DOCUMENT SEGMENT =>
>>>
Monday, November 13, 2006

A Prayer to My Sister





















(This is my most recent painting. Mermaid's Embrace, 2006)

The journey seems to continue through this mirad maze called adoption reunion. There is nothing I am more grateful for than the finding of my sister, Terry. We connected in 1987 after 22 years of separation. I spoke with her on the phone as our first connection and her voice was exactly like mine. It took my breath away. We spoke on the phone last week for the first time in quite a long while. Physical distance will do that to relationships I am sad to say. As she spoke to me of her sadness at losing our mother and then her adopted mother (all in a 10 week period) I realized how much challenge this has been for her. With regret I realized that I had not taken this in at the time. I was caught up in assisting my brother who needed me and with my own grief. I left her afloat really to deal with it on her own. My apologies are in order certainly and my presence in her life will be much more constant.

She has never met my family nor has she come to visit me in my home. This has been a source of hurt for me and I think that I with held my connection to her because of this hurt. I have decided to let those petty kinds of things stand aside and just love my sister and reach out to her.

Her greatest fear, now, is that she will become like our mother who suffered greatly from mental illness. The thing is she already isn't like our mother, as a dear friend pointed out to me in that phrase. Don't you wish we could love the fear out of those we care about?

So the mermaid is present...the ever loving representation of the Great Mother who births life from the watery abyss and who I suppose takes us back again when we have completed this life journey.
<<<
WHAT THIS EXERCISE ASKS =>
A. In the blog post about adoption reunion, in what year did the writer first connect with Terry?
B. Carry on the blog post about adoption reunion from the point where it stops.

Structured page parsing data =>
>>>
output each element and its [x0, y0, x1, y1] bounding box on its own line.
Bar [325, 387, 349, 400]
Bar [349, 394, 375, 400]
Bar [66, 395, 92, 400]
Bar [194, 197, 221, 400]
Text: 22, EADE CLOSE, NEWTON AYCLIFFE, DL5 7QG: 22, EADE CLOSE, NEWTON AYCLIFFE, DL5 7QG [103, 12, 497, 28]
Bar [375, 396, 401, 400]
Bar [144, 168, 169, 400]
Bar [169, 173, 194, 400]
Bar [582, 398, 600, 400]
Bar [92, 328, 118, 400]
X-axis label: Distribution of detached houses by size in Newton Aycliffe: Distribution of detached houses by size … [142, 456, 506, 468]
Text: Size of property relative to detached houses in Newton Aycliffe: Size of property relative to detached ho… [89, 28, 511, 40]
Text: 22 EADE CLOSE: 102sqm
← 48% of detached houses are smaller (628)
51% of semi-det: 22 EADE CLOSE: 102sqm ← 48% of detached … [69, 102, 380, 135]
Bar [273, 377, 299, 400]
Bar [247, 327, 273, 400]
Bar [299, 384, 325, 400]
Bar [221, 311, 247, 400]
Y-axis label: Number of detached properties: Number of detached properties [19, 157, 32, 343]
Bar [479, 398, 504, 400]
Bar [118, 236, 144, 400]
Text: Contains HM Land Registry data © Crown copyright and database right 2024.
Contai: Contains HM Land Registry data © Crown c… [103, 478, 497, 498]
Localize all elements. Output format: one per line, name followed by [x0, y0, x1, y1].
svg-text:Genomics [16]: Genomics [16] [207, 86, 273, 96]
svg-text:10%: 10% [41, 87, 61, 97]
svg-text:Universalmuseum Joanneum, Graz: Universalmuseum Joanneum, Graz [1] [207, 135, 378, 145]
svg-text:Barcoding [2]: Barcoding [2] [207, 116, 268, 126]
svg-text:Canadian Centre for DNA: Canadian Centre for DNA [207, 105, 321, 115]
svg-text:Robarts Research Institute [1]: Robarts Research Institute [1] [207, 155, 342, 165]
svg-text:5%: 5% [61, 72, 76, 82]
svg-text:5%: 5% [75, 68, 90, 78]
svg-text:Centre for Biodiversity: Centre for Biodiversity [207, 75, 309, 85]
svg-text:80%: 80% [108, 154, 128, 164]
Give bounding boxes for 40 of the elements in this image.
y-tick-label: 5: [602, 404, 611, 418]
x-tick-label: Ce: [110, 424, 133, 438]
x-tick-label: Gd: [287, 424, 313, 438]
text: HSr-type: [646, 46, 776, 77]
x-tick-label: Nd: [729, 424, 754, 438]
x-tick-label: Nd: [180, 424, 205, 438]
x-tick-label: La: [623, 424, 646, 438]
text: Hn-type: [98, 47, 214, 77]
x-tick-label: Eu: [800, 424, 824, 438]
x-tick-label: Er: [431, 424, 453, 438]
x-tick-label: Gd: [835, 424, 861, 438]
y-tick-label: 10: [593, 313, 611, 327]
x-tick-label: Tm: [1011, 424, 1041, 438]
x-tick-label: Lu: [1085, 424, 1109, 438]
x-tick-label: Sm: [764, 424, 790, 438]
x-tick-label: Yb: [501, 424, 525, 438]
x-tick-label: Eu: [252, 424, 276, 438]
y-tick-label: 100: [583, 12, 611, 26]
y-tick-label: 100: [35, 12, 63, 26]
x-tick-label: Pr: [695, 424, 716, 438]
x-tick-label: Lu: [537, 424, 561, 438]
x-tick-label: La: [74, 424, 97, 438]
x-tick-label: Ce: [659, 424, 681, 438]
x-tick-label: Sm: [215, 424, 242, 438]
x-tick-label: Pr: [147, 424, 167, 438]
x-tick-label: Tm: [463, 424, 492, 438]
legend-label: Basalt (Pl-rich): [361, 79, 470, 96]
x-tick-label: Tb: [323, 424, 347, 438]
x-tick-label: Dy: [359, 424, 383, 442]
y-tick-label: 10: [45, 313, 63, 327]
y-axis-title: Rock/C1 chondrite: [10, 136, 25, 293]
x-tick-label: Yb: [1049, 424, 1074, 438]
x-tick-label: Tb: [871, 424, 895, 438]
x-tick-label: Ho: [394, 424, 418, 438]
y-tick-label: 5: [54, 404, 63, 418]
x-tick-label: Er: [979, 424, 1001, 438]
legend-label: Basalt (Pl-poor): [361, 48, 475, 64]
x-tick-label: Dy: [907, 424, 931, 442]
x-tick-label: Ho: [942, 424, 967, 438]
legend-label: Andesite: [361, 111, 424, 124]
<<<
YOUR WRITTEN ANSWERS =>
A. 1987, after 22 years of separation.

B.
As my sister grapples with her own demons I ask the spirit of the mermaid to embrace her...that larger mother who begat the soul in us and to give her new eyes and the energy and imagination to move beyond her fears and limitations into a life that is soulful and nurturing of her precious self.

1 Comments:

Blogger Susan said...

Gwendolyn, your post really struck me. I met my birth sister in 1985. We had a close relationship for about seven years and then began drifting apart. In 1996 something happened to make her really angry with me (I told our birthmother something that my sister had speculated about my birthfather) and she has not spoken to me since. She has moved from 2,000 miles away to about 12 miles away and I still have not seen her. I've invited her (through my birthmother) to Thanksgiving and other events, but she hasn't responded. It's hard.
I hope you and your sister find your way through this hard period.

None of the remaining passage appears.